WHAT YOU WILL DO:
Copy every line that mentions the word "JSON".

RECORD EXTRACTS:
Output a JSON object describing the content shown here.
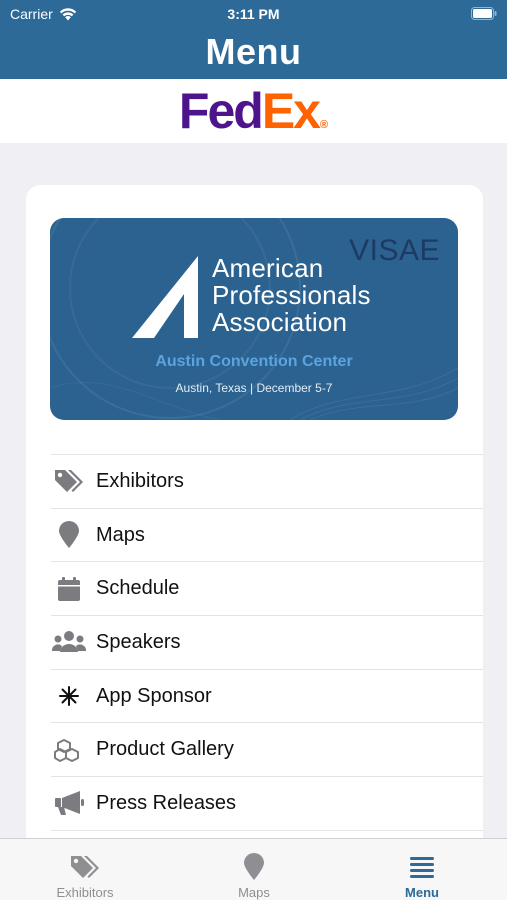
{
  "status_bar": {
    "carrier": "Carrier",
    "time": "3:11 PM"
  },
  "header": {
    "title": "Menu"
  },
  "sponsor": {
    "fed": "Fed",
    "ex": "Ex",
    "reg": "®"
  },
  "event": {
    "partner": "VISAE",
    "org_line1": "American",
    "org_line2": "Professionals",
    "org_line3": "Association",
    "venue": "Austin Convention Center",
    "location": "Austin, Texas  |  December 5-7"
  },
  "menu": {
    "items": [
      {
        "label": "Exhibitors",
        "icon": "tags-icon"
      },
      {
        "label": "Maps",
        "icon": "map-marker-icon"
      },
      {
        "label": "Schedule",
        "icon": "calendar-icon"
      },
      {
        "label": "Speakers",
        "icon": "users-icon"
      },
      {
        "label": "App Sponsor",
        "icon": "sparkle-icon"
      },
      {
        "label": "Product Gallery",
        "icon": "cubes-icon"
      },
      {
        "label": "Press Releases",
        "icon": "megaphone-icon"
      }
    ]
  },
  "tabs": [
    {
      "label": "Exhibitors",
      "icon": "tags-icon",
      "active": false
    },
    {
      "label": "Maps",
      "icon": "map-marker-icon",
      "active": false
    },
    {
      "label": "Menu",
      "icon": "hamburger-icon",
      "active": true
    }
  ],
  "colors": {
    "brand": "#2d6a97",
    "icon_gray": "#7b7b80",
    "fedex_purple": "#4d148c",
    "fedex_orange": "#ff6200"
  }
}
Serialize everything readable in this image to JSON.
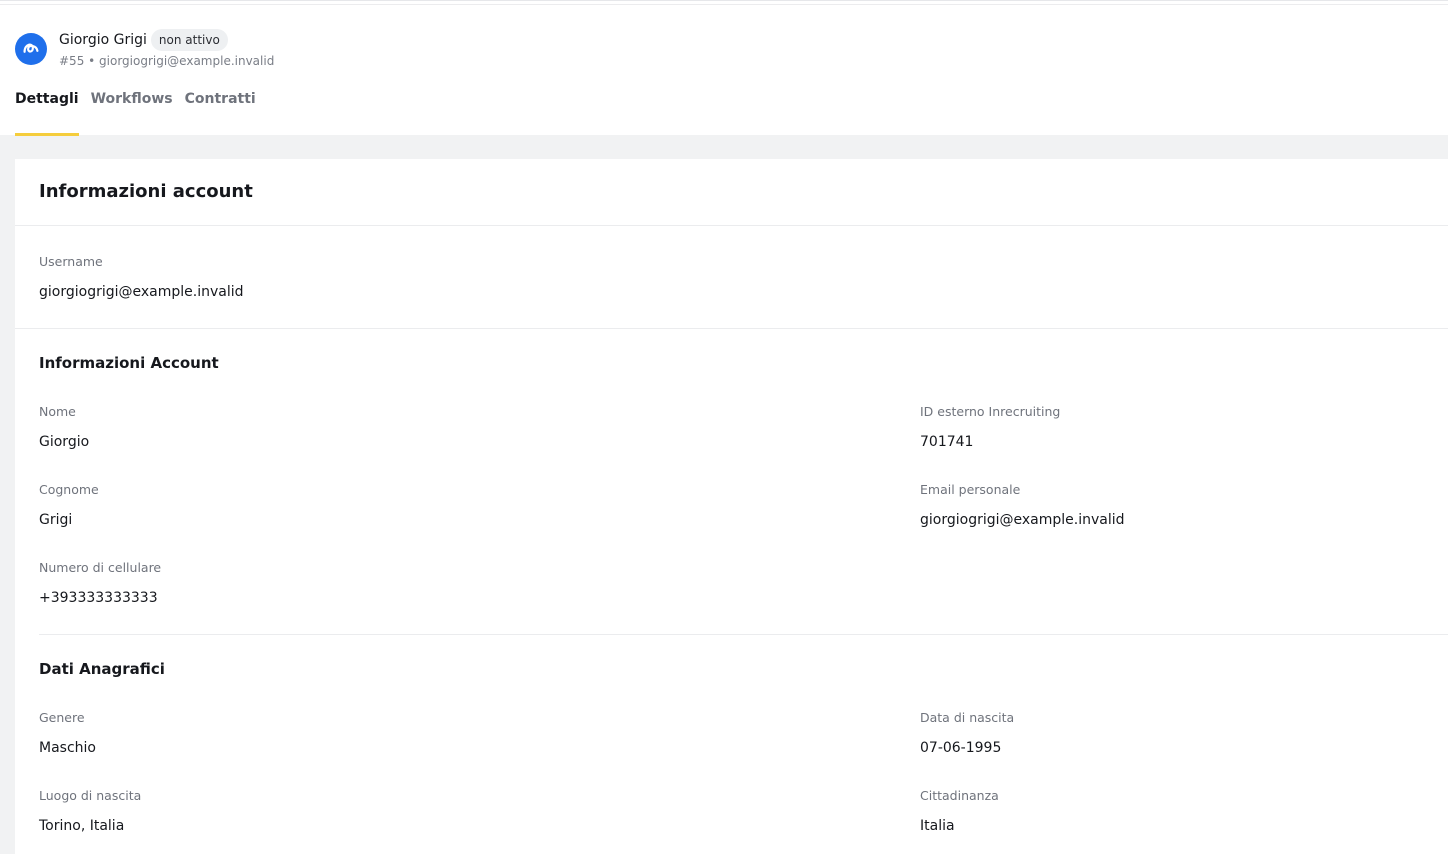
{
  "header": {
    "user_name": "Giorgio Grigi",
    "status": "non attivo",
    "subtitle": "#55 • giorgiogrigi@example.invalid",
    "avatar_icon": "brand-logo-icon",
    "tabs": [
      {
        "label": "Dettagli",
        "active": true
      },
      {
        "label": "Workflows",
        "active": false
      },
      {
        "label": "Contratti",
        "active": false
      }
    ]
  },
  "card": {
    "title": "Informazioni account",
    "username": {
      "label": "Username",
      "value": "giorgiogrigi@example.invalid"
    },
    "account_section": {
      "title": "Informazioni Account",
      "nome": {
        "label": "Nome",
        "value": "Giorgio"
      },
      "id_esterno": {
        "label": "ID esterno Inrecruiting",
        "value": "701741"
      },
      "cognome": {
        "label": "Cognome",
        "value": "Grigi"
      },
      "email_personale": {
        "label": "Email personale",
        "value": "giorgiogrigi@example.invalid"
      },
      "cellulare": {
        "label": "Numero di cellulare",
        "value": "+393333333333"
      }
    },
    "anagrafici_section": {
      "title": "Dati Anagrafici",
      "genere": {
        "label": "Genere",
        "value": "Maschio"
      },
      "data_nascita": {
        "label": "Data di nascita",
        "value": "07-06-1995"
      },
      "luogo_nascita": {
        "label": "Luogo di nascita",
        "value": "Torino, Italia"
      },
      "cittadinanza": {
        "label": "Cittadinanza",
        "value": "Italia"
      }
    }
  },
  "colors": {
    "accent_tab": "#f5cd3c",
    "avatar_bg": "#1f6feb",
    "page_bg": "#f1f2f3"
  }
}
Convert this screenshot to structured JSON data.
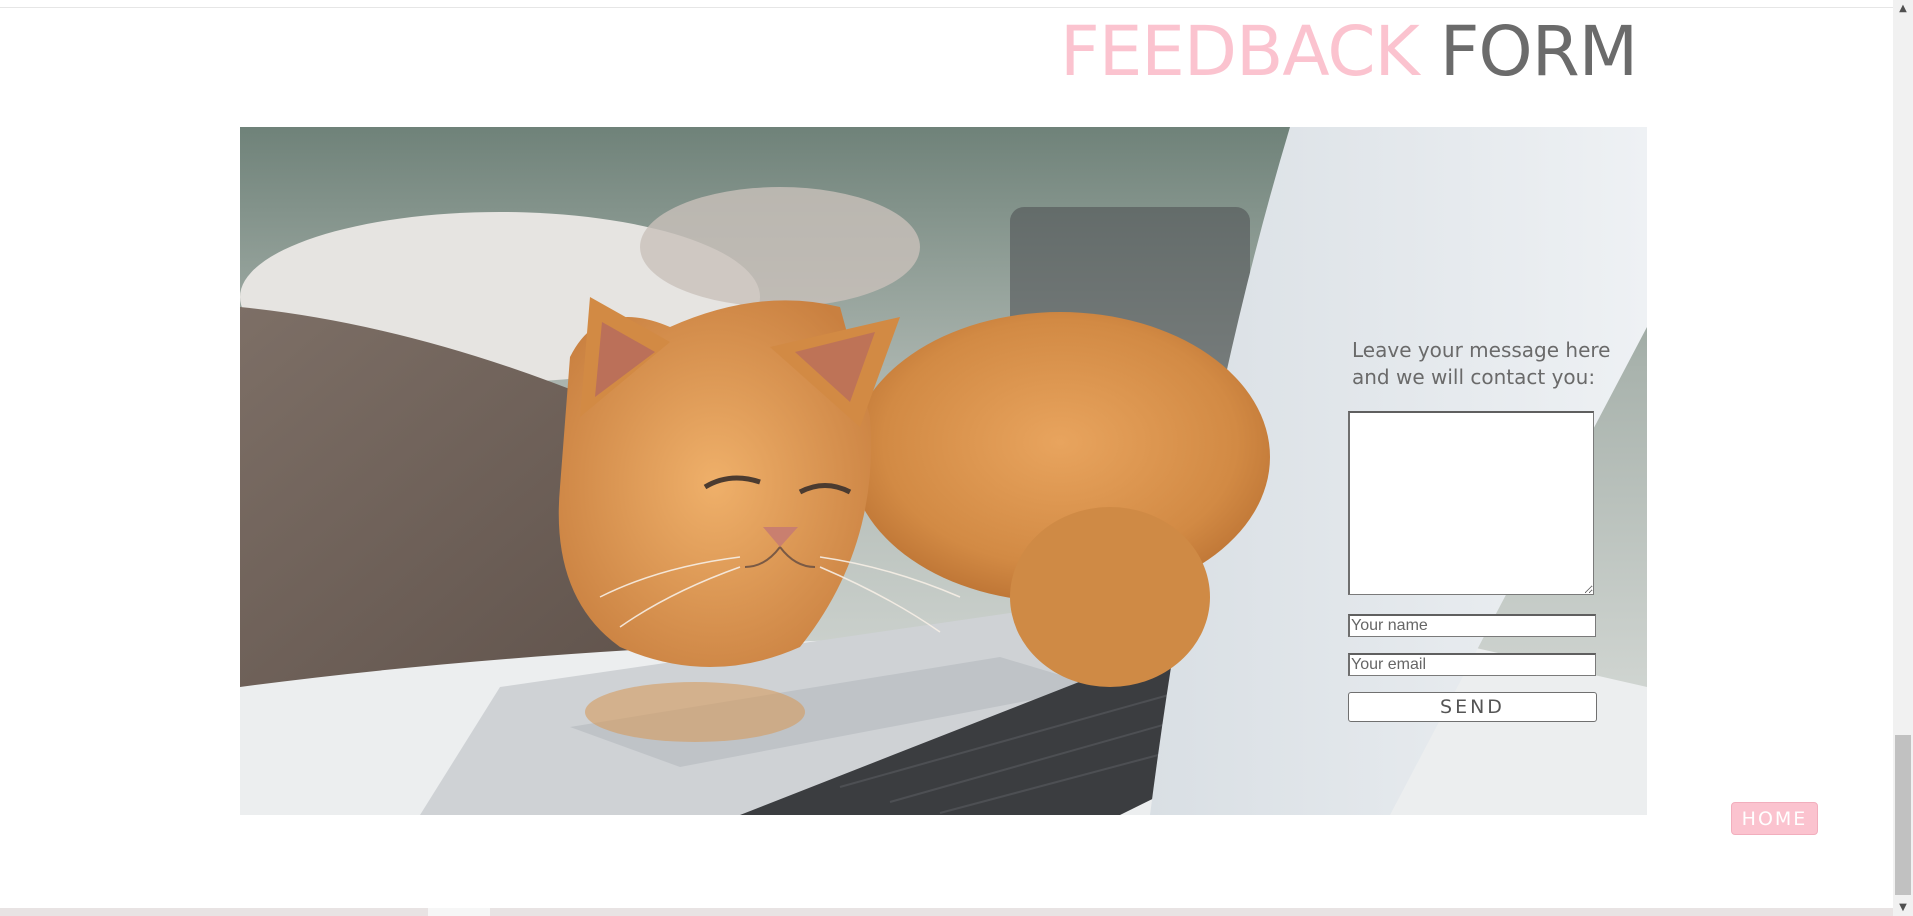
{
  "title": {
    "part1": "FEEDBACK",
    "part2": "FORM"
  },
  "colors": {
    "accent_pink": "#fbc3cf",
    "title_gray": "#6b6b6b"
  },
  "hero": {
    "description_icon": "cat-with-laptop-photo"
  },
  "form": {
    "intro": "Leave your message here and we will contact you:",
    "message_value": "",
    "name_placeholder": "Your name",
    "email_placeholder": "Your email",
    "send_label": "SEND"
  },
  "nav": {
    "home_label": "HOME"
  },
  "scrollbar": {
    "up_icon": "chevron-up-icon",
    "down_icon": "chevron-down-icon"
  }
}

COMPLETE OUTPUT:
Output a JSON object describing the content shown here.
Serialize everything readable in this image to JSON.
Convert this screenshot to structured JSON data.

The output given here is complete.